Written instruction.
Reproduce the entire listing below, replacing every occurrence of "Patent image size" with "Drawing dimensions" and leaving all other text unchanged.

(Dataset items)
++++++++
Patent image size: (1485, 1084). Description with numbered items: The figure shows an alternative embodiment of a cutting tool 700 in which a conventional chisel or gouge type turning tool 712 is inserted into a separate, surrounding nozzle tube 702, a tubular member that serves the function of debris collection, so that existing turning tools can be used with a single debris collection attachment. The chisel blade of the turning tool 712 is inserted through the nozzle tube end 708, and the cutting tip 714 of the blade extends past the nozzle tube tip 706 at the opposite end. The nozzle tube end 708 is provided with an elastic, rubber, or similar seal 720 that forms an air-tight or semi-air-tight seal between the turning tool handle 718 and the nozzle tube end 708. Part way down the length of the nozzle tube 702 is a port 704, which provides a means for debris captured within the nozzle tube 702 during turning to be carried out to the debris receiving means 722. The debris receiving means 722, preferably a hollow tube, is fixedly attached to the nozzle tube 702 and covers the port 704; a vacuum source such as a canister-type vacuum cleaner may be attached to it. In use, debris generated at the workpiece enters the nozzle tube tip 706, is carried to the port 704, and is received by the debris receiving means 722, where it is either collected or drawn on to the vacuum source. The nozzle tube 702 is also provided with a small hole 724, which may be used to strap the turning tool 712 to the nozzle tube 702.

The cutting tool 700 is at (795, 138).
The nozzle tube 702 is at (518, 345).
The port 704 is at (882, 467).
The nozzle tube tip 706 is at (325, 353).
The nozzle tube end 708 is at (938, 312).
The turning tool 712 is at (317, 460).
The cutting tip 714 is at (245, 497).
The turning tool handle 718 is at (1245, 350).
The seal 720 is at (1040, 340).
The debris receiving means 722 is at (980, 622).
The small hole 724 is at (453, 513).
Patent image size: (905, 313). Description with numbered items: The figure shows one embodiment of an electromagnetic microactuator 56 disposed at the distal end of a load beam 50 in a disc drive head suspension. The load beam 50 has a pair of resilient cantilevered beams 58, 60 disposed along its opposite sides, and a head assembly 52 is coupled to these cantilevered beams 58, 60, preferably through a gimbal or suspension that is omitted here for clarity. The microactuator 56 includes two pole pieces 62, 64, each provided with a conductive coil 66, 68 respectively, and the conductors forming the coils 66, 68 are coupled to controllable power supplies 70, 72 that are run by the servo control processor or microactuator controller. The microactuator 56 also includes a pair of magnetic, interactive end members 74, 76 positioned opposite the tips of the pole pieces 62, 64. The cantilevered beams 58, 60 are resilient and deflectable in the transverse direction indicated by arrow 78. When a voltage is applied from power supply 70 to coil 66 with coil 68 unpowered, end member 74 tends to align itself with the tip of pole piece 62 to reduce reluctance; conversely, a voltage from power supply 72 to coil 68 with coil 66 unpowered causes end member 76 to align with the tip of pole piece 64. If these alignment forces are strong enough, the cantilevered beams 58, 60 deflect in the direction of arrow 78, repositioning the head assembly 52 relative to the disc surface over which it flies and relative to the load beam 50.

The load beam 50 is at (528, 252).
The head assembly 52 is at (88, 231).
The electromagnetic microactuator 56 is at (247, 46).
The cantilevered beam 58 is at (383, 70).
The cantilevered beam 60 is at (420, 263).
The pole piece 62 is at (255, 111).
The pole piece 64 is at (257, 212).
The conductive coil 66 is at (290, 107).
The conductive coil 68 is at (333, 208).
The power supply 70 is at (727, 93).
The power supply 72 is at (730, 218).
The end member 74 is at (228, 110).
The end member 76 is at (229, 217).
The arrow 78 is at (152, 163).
++++++++
Output for this exercise.
Drawing dimensions: (1485, 1084). Description with numbered items: The figure shows an alternative embodiment of a cutting tool 700 in which a conventional chisel or gouge type turning tool 712 is inserted into a separate, surrounding nozzle tube 702, a tubular member that serves the function of debris collection, so that existing turning tools can be used with a single debris collection attachment. The chisel blade of the turning tool 712 is inserted through the nozzle tube end 708, and the cutting tip 714 of the blade extends past the nozzle tube tip 706 at the opposite end. The nozzle tube end 708 is provided with an elastic, rubber, or similar seal 720 that forms an air-tight or semi-air-tight seal between the turning tool handle 718 and the nozzle tube end 708. Part way down the length of the nozzle tube 702 is a port 704, which provides a means for debris captured within the nozzle tube 702 during turning to be carried out to the debris receiving means 722. The debris receiving means 722, preferably a hollow tube, is fixedly attached to the nozzle tube 702 and covers the port 704; a vacuum source such as a canister-type vacuum cleaner may be attached to it. In use, debris generated at the workpiece enters the nozzle tube tip 706, is carried to the port 704, and is received by the debris receiving means 722, where it is either collected or drawn on to the vacuum source. The nozzle tube 702 is also provided with a small hole 724, which may be used to strap the turning tool 712 to the nozzle tube 702.

The cutting tool 700 is at (795, 138).
The nozzle tube 702 is at (518, 345).
The port 704 is at (882, 467).
The nozzle tube tip 706 is at (325, 353).
The nozzle tube end 708 is at (938, 312).
The turning tool 712 is at (317, 460).
The cutting tip 714 is at (245, 497).
The turning tool handle 718 is at (1245, 350).
The seal 720 is at (1040, 340).
The debris receiving means 722 is at (980, 622).
The small hole 724 is at (453, 513).
Drawing dimensions: (905, 313). Description with numbered items: The figure shows one embodiment of an electromagnetic microactuator 56 disposed at the distal end of a load beam 50 in a disc drive head suspension. The load beam 50 has a pair of resilient cantilevered beams 58, 60 disposed along its opposite sides, and a head assembly 52 is coupled to these cantilevered beams 58, 60, preferably through a gimbal or suspension that is omitted here for clarity. The microactuator 56 includes two pole pieces 62, 64, each provided with a conductive coil 66, 68 respectively, and the conductors forming the coils 66, 68 are coupled to controllable power supplies 70, 72 that are run by the servo control processor or microactuator controller. The microactuator 56 also includes a pair of magnetic, interactive end members 74, 76 positioned opposite the tips of the pole pieces 62, 64. The cantilevered beams 58, 60 are resilient and deflectable in the transverse direction indicated by arrow 78. When a voltage is applied from power supply 70 to coil 66 with coil 68 unpowered, end member 74 tends to align itself with the tip of pole piece 62 to reduce reluctance; conversely, a voltage from power supply 72 to coil 68 with coil 66 unpowered causes end member 76 to align with the tip of pole piece 64. If these alignment forces are strong enough, the cantilevered beams 58, 60 deflect in the direction of arrow 78, repositioning the head assembly 52 relative to the disc surface over which it flies and relative to the load beam 50.

The load beam 50 is at (528, 252).
The head assembly 52 is at (88, 231).
The electromagnetic microactuator 56 is at (247, 46).
The cantilevered beam 58 is at (383, 70).
The cantilevered beam 60 is at (420, 263).
The pole piece 62 is at (255, 111).
The pole piece 64 is at (257, 212).
The conductive coil 66 is at (290, 107).
The conductive coil 68 is at (333, 208).
The power supply 70 is at (727, 93).
The power supply 72 is at (730, 218).
The end member 74 is at (228, 110).
The end member 76 is at (229, 217).
The arrow 78 is at (152, 163).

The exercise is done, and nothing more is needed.